Recorded data
· · ·

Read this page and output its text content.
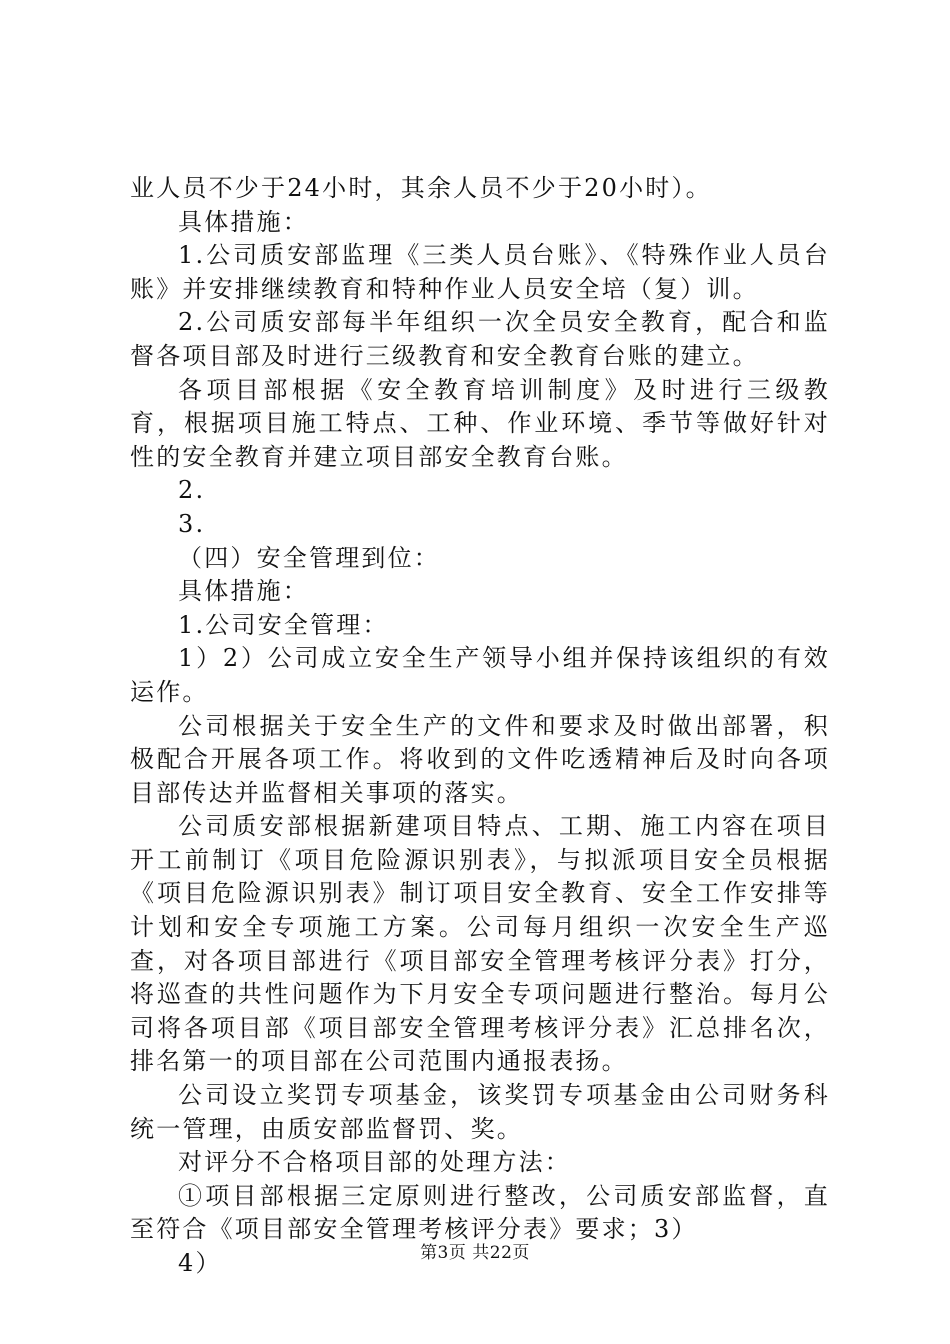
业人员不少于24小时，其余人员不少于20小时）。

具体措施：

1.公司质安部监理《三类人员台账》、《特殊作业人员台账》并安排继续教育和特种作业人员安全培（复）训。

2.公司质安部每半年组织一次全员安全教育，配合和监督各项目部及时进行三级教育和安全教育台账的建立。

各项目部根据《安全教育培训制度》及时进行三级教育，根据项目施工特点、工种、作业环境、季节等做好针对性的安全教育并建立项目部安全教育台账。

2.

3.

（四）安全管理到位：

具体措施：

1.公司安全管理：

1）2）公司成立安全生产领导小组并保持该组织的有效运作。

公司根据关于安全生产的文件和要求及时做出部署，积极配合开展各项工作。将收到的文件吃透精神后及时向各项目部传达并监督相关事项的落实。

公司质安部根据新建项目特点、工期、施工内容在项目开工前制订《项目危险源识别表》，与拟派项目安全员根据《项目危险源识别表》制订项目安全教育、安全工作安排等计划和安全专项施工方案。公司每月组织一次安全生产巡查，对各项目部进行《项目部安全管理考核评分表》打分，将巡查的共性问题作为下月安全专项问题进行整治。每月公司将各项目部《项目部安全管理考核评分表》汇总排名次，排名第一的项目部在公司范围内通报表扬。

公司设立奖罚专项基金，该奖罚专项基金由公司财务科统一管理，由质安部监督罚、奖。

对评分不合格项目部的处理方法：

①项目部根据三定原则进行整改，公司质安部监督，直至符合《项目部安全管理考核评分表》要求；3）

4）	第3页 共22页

· · ·

> _INSTRUCTION_
Keep the pictures out of the copy and return the rest of the data above exactly.

> _RESPONSE TO THE TASK_
Read this page and output its text content.
业人员不少于24小时，其余人员不少于20小时）。

具体措施：

1.公司质安部监理《三类人员台账》、《特殊作业人员台账》并安排继续教育和特种作业人员安全培（复）训。

2.公司质安部每半年组织一次全员安全教育，配合和监督各项目部及时进行三级教育和安全教育台账的建立。

各项目部根据《安全教育培训制度》及时进行三级教育，根据项目施工特点、工种、作业环境、季节等做好针对性的安全教育并建立项目部安全教育台账。

2.

3.

（四）安全管理到位：

具体措施：

1.公司安全管理：

1）2）公司成立安全生产领导小组并保持该组织的有效运作。

公司根据关于安全生产的文件和要求及时做出部署，积极配合开展各项工作。将收到的文件吃透精神后及时向各项目部传达并监督相关事项的落实。

公司质安部根据新建项目特点、工期、施工内容在项目开工前制订《项目危险源识别表》，与拟派项目安全员根据《项目危险源识别表》制订项目安全教育、安全工作安排等计划和安全专项施工方案。公司每月组织一次安全生产巡查，对各项目部进行《项目部安全管理考核评分表》打分，将巡查的共性问题作为下月安全专项问题进行整治。每月公司将各项目部《项目部安全管理考核评分表》汇总排名次，排名第一的项目部在公司范围内通报表扬。

公司设立奖罚专项基金，该奖罚专项基金由公司财务科统一管理，由质安部监督罚、奖。

对评分不合格项目部的处理方法：

①项目部根据三定原则进行整改，公司质安部监督，直至符合《项目部安全管理考核评分表》要求；3）

4）	第3页 共22页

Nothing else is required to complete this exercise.